Written instruction> Search the data for the string "increase" and extract every line where it appears.

━━━ Exercise material ━━━

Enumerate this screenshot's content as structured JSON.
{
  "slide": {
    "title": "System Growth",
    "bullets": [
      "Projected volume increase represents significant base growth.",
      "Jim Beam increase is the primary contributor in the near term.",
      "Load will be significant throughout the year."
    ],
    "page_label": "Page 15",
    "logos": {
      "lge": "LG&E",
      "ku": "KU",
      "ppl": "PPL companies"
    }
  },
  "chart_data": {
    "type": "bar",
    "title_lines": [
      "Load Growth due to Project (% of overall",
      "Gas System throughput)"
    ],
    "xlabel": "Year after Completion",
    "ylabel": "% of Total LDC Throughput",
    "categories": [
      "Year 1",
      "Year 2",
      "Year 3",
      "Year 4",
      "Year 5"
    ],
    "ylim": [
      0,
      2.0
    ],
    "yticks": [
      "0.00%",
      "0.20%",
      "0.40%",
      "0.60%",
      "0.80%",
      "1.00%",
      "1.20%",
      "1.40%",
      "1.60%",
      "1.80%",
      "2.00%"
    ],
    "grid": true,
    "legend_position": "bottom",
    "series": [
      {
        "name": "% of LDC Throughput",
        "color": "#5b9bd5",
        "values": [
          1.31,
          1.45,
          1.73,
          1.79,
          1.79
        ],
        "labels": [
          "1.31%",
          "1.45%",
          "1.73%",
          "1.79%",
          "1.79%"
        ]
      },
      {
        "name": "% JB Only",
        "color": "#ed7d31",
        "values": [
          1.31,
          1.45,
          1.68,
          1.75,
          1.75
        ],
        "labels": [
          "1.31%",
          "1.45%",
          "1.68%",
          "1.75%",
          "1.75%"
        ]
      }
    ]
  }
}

━━━

Task output>
      "Projected volume increase represents significant base growth.",
      "Jim Beam increase is the primary contributor in the near term.",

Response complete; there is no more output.